● STATED TASK
Gather every line in the records below that contains the word "about".

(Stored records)
--------------------------------
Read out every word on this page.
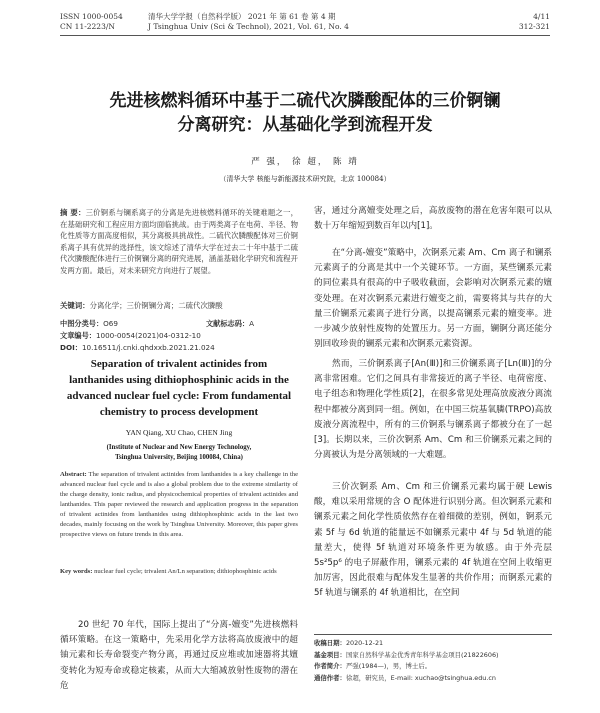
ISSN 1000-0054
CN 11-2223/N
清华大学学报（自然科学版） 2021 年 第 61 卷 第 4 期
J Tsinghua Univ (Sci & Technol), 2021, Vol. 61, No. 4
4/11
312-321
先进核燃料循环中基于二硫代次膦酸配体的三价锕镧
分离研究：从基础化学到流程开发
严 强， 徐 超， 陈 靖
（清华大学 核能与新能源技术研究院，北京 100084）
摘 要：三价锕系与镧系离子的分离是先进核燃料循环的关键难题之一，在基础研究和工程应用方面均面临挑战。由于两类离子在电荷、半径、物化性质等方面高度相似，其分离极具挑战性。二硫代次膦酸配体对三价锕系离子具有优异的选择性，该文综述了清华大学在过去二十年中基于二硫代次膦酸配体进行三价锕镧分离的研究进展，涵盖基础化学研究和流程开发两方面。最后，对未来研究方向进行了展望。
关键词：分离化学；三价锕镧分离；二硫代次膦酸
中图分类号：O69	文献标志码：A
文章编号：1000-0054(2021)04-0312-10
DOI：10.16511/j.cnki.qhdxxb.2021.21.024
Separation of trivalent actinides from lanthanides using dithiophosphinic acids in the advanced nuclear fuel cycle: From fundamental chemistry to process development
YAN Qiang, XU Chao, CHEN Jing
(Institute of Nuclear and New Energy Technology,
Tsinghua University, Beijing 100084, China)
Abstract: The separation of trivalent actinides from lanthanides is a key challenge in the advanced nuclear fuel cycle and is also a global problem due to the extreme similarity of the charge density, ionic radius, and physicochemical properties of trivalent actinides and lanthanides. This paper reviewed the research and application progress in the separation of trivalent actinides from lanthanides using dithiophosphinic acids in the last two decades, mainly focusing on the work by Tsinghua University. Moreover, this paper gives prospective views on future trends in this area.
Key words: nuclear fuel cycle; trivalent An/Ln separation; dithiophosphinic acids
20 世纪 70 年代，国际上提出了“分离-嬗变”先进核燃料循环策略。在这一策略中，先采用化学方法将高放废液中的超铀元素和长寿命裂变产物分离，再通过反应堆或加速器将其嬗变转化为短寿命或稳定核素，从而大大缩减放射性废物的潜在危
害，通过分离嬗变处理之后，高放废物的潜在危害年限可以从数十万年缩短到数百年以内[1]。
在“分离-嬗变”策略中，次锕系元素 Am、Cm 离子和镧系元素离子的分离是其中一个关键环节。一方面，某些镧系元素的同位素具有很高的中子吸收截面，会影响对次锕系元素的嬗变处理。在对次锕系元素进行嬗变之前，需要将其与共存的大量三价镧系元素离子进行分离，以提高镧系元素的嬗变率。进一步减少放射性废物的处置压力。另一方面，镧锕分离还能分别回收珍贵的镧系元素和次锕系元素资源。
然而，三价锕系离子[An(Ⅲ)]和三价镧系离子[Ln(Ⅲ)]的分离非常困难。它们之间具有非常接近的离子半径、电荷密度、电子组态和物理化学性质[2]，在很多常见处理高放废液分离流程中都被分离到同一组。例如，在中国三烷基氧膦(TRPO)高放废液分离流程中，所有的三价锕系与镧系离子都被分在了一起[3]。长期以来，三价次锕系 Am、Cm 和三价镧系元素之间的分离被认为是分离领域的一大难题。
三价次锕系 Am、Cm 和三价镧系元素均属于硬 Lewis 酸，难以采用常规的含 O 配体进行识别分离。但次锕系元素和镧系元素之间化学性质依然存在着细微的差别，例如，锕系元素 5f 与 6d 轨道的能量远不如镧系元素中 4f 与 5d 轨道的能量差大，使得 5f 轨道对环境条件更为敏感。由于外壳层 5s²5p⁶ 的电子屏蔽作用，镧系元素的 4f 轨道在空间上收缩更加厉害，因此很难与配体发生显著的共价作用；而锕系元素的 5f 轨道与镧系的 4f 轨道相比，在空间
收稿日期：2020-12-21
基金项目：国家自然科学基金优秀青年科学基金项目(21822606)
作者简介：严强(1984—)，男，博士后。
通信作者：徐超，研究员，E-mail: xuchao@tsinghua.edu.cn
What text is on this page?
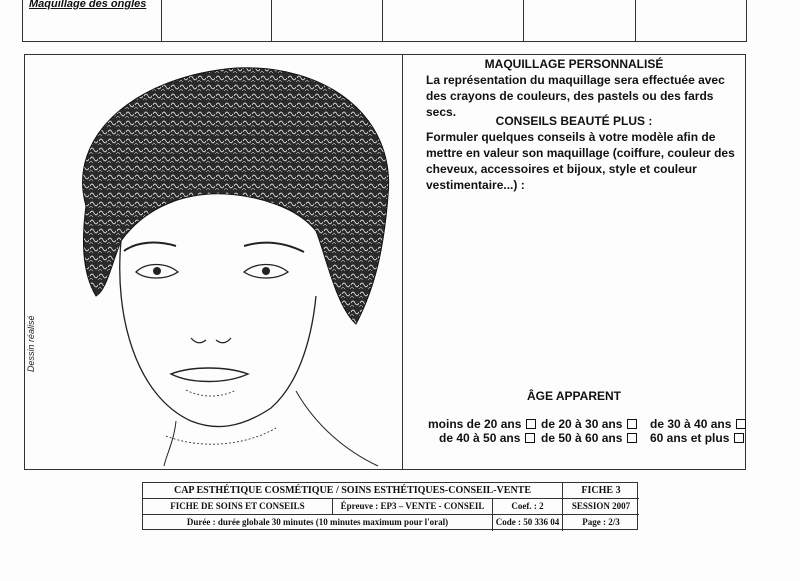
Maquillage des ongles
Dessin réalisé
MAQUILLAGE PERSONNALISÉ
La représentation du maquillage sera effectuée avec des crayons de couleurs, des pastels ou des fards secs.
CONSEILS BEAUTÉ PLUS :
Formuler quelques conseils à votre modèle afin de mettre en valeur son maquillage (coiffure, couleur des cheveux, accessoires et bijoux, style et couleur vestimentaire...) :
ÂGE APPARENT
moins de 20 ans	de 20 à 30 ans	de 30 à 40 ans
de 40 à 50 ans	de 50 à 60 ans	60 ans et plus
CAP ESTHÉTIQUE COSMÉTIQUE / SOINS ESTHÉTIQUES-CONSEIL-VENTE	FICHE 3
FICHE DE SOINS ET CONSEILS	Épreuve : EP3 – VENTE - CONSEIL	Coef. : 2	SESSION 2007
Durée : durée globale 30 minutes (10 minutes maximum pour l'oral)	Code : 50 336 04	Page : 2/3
--------------------------------
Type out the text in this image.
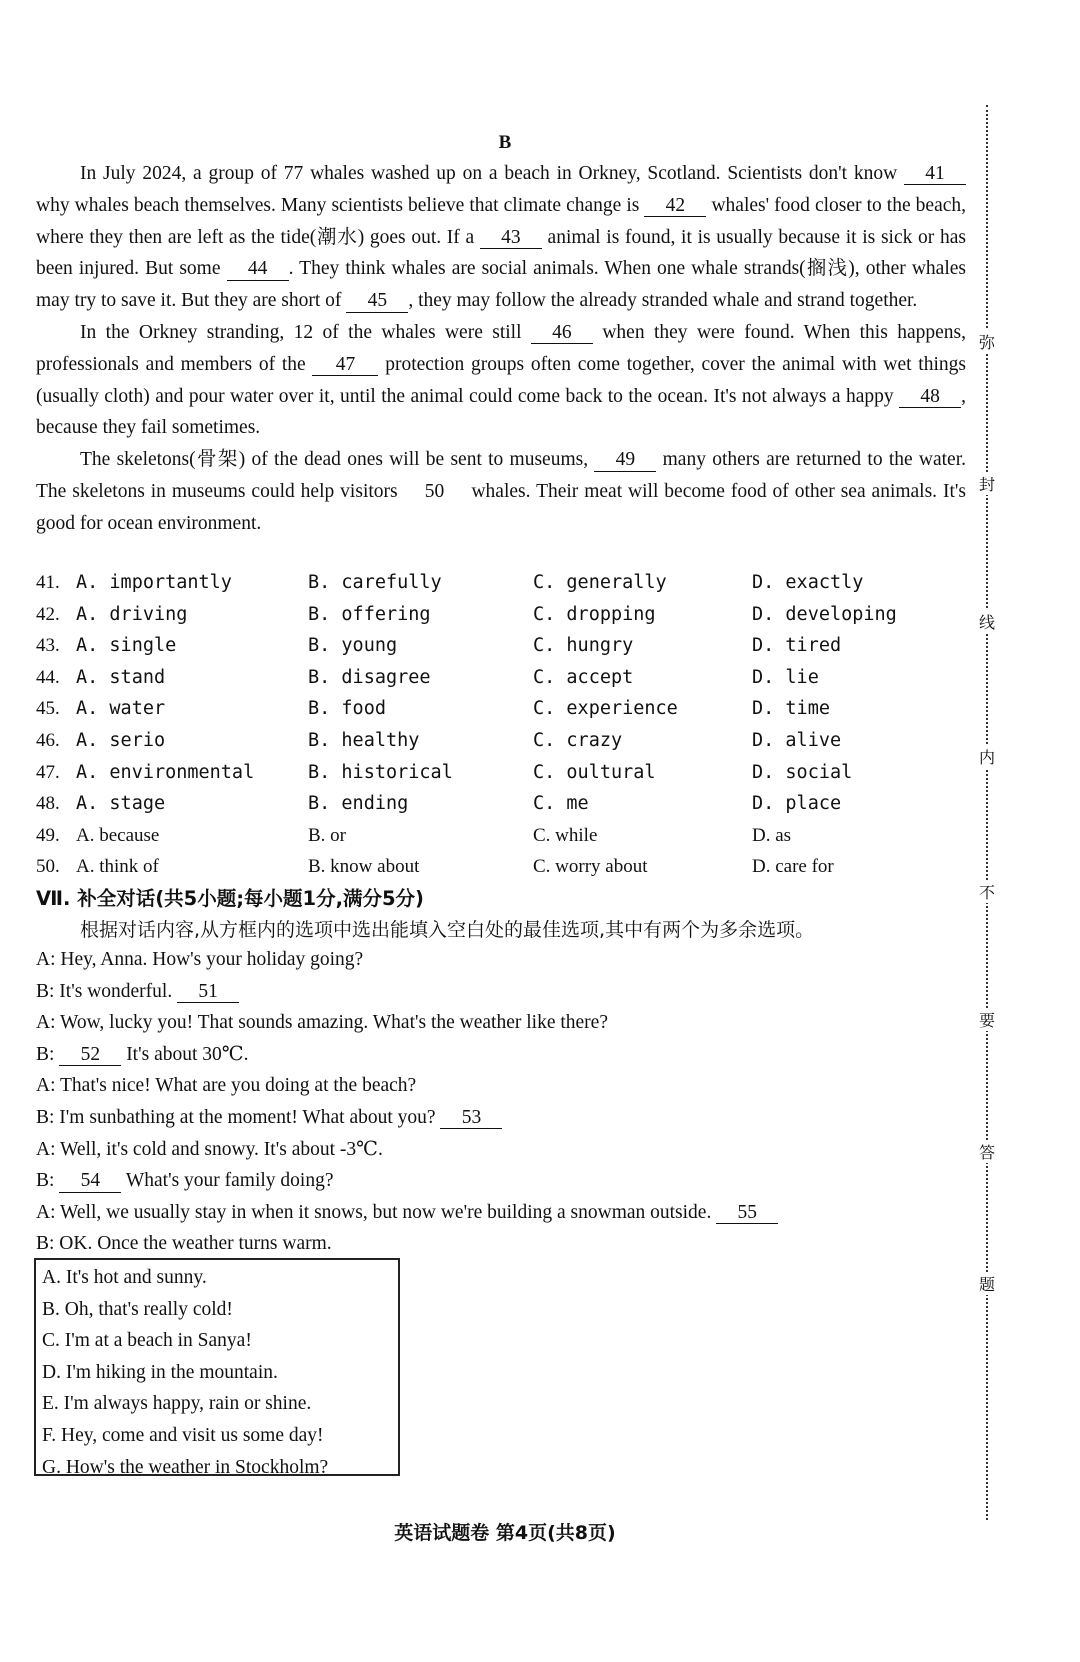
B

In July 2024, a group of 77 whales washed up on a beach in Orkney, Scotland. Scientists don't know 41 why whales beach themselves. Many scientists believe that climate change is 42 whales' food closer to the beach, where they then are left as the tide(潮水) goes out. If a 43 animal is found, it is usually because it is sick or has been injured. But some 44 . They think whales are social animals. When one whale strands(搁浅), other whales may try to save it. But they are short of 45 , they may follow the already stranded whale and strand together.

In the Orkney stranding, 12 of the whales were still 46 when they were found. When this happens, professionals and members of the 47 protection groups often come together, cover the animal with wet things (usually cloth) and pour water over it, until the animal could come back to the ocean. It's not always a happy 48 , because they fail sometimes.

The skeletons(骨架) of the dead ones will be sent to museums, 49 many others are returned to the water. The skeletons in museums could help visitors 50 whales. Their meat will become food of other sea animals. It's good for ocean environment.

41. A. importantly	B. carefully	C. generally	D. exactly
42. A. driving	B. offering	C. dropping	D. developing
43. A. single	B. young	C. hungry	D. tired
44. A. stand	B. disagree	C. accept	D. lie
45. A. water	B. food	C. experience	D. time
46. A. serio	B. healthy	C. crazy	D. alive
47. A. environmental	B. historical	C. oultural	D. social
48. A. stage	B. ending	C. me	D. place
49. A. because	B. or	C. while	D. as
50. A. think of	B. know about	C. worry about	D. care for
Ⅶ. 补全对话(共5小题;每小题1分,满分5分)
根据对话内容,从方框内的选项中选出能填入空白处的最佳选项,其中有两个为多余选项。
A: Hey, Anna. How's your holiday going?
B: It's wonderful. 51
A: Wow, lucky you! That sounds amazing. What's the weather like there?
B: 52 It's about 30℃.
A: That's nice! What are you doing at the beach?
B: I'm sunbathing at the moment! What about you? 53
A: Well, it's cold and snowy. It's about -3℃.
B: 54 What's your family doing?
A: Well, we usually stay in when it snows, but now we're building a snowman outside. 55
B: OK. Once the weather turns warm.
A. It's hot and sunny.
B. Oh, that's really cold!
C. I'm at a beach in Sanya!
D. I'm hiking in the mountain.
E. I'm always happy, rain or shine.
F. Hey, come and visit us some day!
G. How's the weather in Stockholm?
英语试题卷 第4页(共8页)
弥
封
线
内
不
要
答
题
--------------------------------
● TASK RESPONSE
50. A. think of	B. know about	C. worry about	D. care for
B: 52 It's about 30℃.
B: I'm sunbathing at the moment! What about you? 53
A: Well, it's cold and snowy. It's about -3℃.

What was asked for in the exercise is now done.